Dataset records:
───

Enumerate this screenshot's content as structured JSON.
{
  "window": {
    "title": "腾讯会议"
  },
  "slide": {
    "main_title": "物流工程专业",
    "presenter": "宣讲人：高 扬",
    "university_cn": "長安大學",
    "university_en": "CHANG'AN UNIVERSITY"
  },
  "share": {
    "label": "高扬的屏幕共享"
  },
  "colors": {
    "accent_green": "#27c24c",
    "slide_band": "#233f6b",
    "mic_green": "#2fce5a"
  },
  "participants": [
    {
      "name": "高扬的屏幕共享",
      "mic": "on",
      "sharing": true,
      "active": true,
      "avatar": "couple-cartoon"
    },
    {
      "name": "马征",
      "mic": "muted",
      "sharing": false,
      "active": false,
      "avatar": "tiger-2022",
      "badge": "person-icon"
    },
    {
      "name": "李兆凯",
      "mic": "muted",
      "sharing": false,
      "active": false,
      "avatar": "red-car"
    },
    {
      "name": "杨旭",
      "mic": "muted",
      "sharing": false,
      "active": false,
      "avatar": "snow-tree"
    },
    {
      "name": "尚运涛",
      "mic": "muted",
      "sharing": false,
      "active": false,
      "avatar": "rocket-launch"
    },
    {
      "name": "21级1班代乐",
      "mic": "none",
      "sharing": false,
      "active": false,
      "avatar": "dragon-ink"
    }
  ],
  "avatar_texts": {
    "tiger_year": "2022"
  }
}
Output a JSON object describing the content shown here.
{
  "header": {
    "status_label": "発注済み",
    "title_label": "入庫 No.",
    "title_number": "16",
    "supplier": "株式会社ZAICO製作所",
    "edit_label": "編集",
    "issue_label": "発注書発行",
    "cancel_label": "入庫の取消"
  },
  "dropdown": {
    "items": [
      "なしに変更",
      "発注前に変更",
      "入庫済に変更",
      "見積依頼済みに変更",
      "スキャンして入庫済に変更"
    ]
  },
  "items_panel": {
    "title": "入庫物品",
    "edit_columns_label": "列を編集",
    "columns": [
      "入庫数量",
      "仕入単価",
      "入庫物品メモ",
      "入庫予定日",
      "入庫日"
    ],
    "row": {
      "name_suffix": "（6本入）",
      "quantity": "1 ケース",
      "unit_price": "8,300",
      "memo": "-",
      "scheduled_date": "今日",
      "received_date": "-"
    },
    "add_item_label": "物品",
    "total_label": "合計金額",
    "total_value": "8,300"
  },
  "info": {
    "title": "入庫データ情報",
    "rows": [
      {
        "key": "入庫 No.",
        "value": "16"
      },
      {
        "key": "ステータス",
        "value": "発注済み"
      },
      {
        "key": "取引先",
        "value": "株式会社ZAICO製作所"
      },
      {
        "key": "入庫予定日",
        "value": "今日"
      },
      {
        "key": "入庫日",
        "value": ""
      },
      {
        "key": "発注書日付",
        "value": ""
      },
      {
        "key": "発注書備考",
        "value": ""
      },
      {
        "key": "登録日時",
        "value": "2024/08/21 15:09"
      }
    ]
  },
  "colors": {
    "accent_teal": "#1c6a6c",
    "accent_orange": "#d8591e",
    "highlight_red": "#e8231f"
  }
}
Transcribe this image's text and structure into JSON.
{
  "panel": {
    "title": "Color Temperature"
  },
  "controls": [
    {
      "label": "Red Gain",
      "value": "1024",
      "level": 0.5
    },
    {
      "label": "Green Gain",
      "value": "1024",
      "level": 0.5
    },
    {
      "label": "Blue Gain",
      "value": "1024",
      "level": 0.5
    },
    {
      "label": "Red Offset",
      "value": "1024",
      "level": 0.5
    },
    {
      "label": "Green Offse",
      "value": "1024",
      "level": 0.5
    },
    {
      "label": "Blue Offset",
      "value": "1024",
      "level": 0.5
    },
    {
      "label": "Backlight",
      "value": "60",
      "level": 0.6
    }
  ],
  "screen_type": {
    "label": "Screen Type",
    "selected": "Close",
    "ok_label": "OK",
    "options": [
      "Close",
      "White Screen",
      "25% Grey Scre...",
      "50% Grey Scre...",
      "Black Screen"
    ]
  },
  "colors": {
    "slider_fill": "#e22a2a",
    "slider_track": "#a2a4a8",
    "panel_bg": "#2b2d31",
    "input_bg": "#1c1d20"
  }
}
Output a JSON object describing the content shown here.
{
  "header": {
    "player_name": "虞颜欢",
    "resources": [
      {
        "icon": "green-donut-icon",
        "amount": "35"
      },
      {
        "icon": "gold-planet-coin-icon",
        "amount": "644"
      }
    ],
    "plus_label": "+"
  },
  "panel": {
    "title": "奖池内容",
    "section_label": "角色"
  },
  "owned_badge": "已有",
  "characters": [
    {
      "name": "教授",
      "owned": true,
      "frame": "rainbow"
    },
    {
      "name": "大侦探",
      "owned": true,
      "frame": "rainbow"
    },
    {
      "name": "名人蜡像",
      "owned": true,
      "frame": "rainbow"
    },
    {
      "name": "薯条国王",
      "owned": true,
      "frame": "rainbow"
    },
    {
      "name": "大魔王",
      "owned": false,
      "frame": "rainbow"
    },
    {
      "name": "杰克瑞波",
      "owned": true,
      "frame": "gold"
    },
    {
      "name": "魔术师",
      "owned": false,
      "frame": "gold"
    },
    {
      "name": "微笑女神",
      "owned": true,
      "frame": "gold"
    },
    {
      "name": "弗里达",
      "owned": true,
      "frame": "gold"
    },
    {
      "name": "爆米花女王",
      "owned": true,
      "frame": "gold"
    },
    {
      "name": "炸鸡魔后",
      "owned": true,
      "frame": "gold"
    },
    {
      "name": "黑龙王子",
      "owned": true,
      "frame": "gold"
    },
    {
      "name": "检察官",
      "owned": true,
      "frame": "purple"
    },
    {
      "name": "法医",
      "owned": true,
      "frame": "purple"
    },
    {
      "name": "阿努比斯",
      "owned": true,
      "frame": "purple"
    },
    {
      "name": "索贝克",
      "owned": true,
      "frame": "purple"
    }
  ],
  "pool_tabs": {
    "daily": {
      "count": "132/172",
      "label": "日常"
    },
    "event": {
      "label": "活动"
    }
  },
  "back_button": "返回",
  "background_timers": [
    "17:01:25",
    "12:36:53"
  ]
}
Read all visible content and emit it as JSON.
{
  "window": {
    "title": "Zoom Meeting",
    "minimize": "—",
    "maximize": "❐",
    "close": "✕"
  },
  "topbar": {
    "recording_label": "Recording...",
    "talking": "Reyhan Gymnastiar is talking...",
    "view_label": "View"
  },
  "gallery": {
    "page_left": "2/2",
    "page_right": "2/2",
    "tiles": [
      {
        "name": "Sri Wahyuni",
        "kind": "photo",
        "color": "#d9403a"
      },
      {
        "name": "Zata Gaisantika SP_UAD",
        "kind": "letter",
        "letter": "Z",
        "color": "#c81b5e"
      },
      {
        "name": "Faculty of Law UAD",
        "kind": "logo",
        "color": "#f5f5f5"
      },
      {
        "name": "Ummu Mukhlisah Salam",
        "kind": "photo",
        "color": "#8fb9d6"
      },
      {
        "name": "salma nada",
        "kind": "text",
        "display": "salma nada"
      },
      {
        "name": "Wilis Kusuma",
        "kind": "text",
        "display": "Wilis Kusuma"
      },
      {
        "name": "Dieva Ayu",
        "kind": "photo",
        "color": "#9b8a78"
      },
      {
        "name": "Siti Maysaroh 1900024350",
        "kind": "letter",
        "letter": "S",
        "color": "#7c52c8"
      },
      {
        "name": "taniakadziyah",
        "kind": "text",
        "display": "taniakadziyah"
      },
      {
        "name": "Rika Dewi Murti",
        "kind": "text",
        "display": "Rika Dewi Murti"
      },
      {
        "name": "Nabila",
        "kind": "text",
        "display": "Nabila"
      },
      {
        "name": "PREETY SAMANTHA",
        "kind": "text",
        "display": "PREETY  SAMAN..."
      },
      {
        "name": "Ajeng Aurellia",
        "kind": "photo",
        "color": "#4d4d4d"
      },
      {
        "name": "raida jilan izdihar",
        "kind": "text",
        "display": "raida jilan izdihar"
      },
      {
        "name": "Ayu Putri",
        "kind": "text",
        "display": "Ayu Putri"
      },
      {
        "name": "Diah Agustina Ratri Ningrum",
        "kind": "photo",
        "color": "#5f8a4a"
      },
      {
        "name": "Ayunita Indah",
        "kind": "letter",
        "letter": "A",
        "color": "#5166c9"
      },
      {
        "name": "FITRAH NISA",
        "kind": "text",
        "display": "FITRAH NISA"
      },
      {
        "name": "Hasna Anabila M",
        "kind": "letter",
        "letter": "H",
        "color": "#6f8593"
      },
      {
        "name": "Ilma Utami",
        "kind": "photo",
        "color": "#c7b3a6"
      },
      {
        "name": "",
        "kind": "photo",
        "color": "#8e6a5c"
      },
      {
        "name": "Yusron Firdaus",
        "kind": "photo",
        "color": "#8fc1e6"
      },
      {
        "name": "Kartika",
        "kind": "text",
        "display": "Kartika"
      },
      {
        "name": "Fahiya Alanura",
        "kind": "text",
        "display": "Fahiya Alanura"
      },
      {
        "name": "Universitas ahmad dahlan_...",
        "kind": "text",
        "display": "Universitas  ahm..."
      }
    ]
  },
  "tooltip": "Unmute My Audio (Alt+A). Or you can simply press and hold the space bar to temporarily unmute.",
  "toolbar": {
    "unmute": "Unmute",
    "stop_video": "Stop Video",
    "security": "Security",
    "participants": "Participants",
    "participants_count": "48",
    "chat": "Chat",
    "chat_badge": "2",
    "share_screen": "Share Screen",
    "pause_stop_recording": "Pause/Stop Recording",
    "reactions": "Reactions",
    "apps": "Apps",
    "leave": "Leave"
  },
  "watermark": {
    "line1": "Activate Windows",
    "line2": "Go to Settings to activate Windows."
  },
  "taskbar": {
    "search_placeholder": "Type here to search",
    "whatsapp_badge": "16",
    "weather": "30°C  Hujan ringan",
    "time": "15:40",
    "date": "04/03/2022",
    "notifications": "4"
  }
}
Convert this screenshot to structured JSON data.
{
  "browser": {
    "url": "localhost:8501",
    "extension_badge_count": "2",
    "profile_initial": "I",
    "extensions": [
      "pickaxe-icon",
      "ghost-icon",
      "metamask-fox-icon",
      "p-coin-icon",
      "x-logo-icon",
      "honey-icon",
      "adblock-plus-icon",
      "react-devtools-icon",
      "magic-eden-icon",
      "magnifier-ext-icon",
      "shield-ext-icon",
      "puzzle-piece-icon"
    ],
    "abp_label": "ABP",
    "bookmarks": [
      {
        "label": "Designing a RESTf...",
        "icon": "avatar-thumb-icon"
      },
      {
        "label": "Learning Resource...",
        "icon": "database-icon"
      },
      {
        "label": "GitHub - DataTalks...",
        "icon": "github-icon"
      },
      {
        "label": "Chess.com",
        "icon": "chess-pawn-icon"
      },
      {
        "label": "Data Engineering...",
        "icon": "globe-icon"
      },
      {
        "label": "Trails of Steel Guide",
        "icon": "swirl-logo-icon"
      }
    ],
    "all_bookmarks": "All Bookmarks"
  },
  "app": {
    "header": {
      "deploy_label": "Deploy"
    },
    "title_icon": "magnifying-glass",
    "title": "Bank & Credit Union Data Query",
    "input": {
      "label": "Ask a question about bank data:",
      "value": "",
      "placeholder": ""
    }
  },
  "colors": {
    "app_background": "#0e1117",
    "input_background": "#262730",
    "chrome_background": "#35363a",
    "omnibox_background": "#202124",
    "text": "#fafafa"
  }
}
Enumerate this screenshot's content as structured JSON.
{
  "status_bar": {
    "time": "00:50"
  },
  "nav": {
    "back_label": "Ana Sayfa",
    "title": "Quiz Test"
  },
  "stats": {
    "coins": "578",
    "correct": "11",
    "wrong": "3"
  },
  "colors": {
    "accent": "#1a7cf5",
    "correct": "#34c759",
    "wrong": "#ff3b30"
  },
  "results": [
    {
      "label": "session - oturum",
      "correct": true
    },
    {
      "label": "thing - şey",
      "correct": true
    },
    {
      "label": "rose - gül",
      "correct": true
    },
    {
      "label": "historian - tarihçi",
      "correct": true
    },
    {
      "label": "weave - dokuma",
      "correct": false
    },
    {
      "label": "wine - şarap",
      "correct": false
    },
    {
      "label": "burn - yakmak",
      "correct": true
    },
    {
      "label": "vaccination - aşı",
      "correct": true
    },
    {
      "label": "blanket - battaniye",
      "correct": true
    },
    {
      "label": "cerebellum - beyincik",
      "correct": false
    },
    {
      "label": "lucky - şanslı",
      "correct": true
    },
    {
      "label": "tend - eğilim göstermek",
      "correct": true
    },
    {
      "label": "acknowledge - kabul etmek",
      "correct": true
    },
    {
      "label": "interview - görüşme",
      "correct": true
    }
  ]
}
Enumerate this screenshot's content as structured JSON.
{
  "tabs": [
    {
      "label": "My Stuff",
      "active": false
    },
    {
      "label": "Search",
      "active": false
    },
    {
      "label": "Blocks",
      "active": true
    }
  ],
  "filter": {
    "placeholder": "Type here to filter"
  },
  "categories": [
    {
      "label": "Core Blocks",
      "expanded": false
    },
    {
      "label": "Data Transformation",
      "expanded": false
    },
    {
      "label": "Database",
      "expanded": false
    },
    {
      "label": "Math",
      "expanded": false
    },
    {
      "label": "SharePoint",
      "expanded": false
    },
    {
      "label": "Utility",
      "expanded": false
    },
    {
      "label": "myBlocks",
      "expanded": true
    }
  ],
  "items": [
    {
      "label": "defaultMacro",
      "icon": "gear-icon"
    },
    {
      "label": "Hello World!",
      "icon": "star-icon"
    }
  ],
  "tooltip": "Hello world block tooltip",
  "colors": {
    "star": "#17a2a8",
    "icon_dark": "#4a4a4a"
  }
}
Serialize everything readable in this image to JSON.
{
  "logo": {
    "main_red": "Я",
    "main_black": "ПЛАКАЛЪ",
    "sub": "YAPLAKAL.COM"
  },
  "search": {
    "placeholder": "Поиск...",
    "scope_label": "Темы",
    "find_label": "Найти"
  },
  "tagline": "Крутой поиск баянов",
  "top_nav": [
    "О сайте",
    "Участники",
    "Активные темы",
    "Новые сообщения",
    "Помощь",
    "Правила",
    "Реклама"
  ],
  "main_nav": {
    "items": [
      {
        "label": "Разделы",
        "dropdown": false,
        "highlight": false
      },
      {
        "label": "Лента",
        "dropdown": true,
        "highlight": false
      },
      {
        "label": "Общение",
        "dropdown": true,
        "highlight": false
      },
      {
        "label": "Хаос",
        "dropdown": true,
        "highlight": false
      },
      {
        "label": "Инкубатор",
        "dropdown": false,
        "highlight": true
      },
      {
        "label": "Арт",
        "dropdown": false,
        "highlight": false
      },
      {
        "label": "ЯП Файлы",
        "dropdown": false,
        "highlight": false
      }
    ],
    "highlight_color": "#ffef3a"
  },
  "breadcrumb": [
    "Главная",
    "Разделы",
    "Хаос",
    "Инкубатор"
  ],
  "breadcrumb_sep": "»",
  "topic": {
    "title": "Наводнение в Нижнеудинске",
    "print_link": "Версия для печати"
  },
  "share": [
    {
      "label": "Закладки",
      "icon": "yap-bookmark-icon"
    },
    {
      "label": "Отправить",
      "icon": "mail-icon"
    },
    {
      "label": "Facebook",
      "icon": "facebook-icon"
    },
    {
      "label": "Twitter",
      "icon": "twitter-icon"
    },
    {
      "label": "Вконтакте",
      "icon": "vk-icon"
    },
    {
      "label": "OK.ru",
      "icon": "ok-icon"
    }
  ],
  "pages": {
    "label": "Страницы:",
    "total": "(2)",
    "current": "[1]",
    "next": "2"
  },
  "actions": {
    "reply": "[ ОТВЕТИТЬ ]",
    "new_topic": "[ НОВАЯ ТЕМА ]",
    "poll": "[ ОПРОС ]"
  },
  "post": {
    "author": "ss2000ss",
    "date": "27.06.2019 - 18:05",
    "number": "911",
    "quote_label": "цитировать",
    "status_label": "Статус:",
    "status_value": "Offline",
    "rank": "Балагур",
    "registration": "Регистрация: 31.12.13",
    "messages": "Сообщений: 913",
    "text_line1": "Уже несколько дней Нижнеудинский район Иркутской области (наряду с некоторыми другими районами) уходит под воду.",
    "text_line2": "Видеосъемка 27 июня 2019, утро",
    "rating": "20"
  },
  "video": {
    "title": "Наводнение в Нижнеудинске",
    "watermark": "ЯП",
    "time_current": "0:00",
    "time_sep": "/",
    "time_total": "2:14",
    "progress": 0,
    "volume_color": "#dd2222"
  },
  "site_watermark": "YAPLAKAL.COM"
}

───

DIRECTIVE:
Pick out lines containing the word "Stop", each one as written.

THE COMPLETED TASK:
    "stop_video": "Stop Video",
    "pause_stop_recording": "Pause/Stop Recording",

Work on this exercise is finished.